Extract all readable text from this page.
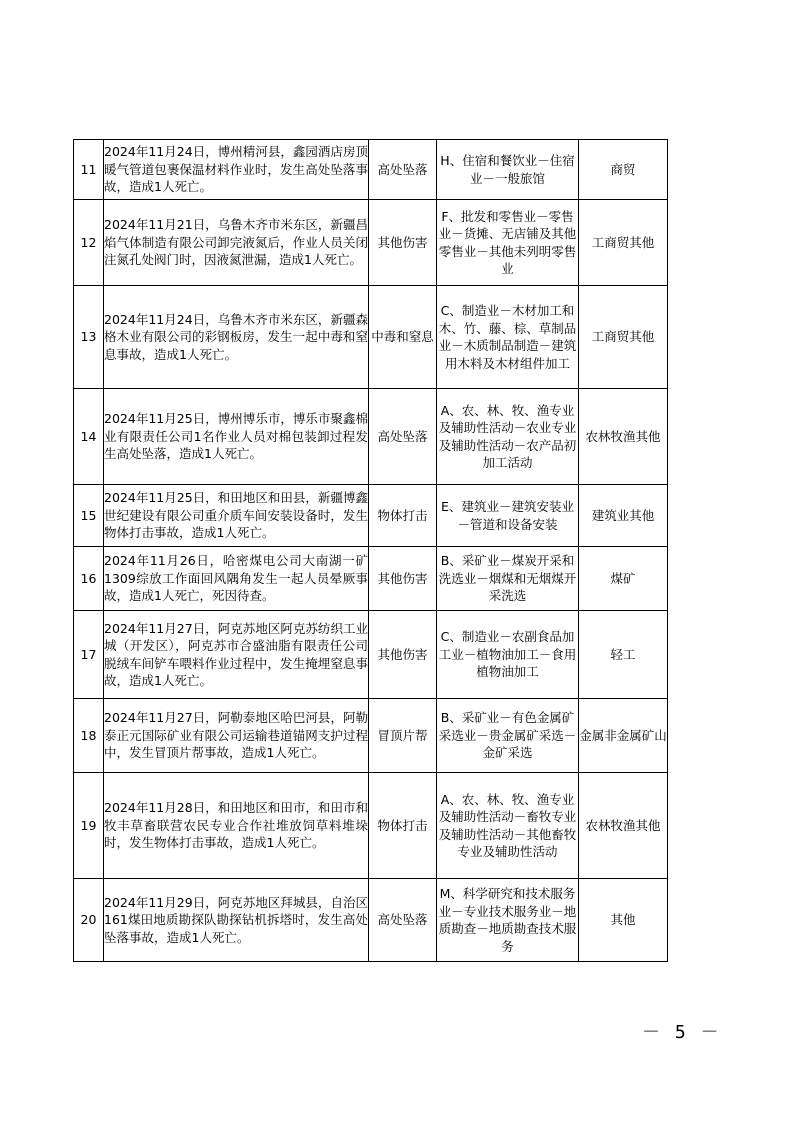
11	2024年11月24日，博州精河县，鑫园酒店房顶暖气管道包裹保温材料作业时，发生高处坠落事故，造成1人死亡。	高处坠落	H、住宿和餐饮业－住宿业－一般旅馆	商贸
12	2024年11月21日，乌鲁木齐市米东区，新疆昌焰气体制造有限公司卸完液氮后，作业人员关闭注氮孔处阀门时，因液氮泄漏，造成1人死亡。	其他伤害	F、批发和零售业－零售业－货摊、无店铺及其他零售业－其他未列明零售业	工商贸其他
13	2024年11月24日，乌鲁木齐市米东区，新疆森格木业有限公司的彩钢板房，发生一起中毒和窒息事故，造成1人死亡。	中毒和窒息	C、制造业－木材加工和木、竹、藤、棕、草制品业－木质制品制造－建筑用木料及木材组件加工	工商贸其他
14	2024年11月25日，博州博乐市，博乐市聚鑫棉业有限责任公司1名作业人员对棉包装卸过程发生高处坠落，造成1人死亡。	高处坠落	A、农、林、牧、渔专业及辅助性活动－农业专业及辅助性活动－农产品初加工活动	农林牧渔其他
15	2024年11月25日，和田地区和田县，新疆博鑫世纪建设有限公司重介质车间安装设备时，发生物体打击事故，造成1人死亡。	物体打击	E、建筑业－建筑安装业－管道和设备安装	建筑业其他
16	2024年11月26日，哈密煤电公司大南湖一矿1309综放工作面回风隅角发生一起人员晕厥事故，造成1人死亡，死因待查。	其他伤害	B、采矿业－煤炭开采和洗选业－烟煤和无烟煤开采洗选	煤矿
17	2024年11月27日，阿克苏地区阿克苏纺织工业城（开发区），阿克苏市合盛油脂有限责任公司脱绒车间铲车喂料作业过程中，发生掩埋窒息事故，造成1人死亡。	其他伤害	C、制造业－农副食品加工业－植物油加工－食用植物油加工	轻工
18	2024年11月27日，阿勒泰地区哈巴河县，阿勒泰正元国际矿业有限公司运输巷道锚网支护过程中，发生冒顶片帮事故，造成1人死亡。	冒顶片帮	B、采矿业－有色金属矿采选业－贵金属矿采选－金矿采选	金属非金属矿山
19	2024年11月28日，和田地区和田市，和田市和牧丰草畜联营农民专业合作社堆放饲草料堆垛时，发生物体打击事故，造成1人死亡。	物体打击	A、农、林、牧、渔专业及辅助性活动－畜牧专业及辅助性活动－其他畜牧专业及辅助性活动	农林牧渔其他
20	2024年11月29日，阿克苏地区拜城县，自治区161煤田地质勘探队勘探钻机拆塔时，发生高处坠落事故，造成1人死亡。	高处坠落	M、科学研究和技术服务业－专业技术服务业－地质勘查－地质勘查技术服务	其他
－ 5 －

...

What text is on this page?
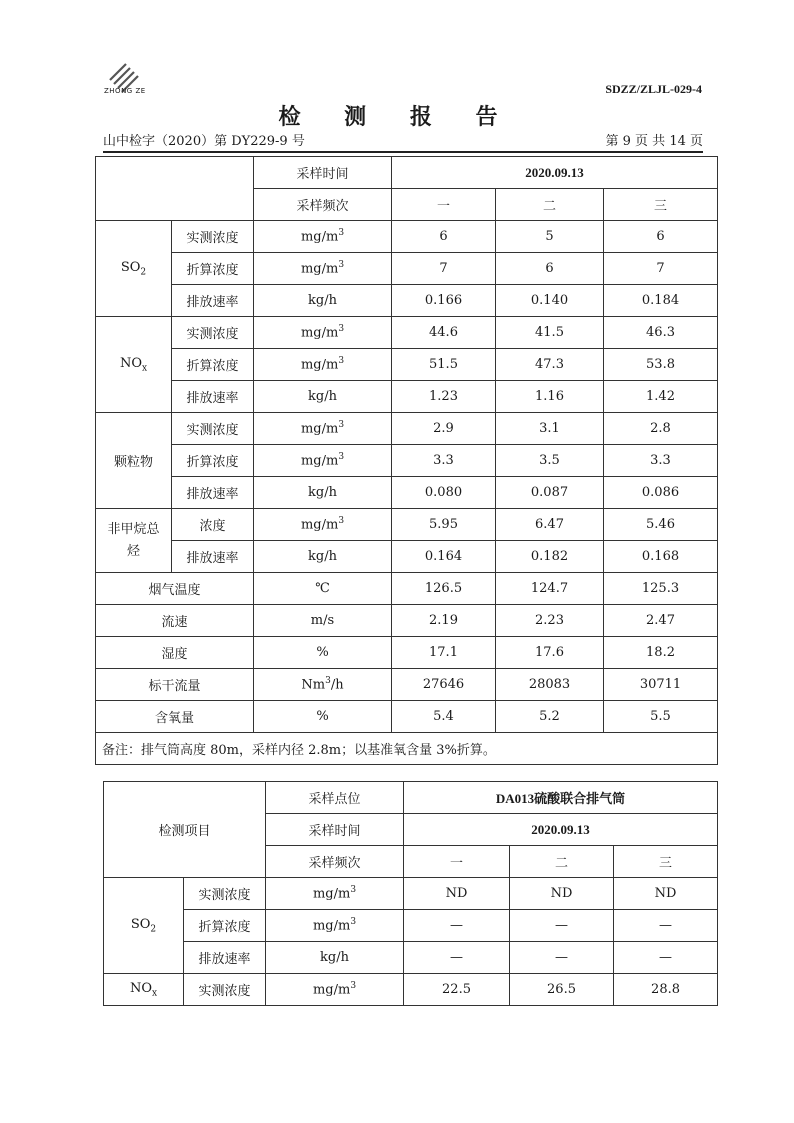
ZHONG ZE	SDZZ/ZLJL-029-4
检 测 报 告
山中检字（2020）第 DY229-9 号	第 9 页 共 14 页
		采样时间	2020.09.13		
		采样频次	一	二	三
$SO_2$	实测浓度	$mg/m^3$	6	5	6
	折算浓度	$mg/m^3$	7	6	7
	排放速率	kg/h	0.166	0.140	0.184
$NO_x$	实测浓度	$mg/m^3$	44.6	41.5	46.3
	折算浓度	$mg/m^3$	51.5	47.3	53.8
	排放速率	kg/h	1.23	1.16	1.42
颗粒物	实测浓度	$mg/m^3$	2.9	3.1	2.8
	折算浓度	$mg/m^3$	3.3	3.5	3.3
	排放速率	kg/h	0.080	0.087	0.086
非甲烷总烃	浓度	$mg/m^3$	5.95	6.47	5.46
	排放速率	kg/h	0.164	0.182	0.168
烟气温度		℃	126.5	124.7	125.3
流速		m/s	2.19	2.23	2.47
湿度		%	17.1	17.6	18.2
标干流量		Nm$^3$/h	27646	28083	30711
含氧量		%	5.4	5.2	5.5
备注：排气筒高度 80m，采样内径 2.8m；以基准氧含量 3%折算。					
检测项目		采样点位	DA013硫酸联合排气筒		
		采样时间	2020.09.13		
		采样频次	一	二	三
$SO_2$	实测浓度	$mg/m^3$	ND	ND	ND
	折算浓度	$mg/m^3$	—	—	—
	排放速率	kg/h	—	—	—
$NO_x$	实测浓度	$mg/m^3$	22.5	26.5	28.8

==

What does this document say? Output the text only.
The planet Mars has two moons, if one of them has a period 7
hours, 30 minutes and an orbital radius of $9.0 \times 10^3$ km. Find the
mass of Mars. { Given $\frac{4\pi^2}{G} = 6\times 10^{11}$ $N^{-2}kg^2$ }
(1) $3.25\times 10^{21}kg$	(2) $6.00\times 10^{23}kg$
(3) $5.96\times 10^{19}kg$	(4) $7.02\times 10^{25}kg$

What to do
Where a line in the material above holds "发生高处坠落事故", copy that line.

Exercise result
11	2024年11月24日，博州精河县，鑫园酒店房顶暖气管道包裹保温材料作业时，发生高处坠落事故，造成1人死亡。	高处坠落	H、住宿和餐饮业－住宿业－一般旅馆	商贸
20	2024年11月29日，阿克苏地区拜城县，自治区161煤田地质勘探队勘探钻机拆塔时，发生高处坠落事故，造成1人死亡。	高处坠落	M、科学研究和技术服务业－专业技术服务业－地质勘查－地质勘查技术服务	其他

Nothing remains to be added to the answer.